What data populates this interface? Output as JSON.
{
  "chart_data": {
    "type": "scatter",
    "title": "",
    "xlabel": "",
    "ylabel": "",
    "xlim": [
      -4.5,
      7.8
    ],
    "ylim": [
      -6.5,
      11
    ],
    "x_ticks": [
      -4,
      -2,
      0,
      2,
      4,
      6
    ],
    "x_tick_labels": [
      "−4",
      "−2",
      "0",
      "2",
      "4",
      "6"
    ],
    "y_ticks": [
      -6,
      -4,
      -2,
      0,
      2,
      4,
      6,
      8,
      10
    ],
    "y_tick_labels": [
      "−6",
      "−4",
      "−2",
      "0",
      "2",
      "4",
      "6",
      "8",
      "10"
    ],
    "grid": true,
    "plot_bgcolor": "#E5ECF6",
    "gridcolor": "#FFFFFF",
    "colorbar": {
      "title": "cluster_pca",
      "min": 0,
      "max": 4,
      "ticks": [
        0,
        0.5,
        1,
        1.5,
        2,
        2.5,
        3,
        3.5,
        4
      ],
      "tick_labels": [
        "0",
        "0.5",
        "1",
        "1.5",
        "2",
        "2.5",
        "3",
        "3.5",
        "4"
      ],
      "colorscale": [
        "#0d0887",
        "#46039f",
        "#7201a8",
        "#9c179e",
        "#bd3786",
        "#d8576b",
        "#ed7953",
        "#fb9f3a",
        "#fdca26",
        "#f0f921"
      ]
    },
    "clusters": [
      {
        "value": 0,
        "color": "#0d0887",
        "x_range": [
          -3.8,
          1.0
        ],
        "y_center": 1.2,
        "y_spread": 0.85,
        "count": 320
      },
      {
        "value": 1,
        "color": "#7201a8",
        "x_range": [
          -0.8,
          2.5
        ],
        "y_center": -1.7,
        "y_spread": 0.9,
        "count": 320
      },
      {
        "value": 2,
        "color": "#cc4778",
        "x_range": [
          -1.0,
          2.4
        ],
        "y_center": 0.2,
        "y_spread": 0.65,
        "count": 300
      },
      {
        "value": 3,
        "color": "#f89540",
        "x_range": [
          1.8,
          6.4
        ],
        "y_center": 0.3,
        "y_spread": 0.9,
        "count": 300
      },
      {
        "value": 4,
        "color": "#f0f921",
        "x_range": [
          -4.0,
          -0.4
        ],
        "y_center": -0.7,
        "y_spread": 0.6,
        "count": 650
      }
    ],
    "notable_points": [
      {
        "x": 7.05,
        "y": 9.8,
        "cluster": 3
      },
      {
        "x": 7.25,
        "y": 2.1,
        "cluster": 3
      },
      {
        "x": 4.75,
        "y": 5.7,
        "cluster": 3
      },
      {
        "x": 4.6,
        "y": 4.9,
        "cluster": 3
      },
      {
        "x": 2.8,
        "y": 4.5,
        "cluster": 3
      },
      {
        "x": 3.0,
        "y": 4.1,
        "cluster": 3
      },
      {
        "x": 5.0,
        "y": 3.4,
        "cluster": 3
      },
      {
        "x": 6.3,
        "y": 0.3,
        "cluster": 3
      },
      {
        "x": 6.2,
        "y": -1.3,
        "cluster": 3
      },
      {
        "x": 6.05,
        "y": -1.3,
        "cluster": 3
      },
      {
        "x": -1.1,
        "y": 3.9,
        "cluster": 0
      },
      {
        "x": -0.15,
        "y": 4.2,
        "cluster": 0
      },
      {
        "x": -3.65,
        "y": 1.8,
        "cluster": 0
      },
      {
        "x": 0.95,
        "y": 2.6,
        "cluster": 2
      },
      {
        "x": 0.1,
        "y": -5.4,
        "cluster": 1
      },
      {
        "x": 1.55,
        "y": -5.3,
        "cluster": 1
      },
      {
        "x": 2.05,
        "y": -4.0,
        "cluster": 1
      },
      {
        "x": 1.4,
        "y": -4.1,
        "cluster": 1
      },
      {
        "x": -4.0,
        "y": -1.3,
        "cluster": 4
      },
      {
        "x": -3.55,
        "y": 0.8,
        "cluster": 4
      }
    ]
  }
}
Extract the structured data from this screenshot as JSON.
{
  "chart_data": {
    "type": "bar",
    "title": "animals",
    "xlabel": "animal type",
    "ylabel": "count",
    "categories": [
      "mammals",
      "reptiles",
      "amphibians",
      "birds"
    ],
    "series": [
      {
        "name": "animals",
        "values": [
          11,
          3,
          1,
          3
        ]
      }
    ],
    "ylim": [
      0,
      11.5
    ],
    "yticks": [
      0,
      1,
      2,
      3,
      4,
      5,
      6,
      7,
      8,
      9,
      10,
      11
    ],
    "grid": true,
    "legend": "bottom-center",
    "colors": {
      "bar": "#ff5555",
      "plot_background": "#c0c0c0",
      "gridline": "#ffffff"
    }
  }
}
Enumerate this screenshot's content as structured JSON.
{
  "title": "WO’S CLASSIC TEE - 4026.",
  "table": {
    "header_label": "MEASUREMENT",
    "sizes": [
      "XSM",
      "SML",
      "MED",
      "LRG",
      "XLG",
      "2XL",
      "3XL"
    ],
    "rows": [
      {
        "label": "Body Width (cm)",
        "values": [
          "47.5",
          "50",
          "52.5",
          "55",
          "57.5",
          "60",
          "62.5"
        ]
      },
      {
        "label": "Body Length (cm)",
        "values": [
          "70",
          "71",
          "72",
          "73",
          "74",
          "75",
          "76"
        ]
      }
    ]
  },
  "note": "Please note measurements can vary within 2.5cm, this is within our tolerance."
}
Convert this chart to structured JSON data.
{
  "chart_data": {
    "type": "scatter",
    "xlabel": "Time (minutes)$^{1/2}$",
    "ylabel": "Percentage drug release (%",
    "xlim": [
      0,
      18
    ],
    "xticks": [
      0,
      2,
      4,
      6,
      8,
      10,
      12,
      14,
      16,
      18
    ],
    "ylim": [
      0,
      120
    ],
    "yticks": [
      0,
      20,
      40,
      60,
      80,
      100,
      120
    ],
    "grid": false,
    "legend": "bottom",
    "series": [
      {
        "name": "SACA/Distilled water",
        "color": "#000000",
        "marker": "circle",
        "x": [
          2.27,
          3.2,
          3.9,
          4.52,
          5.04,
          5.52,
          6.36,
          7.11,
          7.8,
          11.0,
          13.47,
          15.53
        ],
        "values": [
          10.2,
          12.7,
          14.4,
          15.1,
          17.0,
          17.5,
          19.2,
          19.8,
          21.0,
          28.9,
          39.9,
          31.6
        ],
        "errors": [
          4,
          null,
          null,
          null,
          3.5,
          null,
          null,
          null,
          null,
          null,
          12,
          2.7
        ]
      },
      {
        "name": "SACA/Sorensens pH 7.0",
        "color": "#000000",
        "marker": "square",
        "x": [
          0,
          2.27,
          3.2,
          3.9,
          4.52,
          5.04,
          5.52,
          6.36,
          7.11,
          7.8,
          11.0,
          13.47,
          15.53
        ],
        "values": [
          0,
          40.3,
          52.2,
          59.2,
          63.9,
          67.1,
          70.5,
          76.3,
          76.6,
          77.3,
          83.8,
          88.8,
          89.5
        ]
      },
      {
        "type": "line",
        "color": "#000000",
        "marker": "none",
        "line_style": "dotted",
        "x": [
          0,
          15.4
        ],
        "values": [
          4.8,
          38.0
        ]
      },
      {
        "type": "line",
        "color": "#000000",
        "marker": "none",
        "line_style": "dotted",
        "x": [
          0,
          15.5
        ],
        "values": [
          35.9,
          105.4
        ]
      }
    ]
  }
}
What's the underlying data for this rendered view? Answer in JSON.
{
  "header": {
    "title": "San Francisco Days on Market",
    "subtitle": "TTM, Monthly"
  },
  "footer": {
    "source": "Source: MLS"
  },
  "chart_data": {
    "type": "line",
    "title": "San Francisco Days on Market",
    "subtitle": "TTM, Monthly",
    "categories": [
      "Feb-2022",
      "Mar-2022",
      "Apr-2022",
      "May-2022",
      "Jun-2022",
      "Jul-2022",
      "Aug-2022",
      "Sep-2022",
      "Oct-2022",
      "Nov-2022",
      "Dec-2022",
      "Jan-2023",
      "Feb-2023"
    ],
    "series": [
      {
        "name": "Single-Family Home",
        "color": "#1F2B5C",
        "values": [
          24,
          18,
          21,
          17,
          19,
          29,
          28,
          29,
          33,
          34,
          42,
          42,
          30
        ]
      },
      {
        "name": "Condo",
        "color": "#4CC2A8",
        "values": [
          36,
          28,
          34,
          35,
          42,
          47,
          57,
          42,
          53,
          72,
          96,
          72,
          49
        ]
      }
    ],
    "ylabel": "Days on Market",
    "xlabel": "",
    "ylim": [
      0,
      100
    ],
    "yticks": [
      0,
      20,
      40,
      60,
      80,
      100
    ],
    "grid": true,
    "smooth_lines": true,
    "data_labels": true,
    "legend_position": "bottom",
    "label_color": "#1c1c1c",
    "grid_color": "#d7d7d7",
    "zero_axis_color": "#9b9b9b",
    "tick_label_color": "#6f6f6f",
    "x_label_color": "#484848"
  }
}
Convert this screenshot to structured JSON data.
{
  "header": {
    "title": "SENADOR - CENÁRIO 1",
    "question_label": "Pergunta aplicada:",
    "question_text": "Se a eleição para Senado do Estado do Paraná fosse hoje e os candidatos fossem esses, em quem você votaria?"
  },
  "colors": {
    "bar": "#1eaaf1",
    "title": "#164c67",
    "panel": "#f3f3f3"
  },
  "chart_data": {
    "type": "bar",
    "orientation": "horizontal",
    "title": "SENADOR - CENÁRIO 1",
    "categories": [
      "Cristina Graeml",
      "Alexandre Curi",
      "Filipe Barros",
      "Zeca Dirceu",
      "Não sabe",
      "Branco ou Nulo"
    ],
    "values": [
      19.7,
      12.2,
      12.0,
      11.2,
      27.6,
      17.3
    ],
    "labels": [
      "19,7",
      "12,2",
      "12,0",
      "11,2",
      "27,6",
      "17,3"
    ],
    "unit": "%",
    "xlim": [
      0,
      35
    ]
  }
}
=-=-=-=-=
» Requirements
Show each line in the entries that holds the string "ylabel".

» Task result
    "ylabel": "",
    "ylabel": "count",
    "ylabel": "Percentage drug release (%",
    "ylabel": "Days on Market",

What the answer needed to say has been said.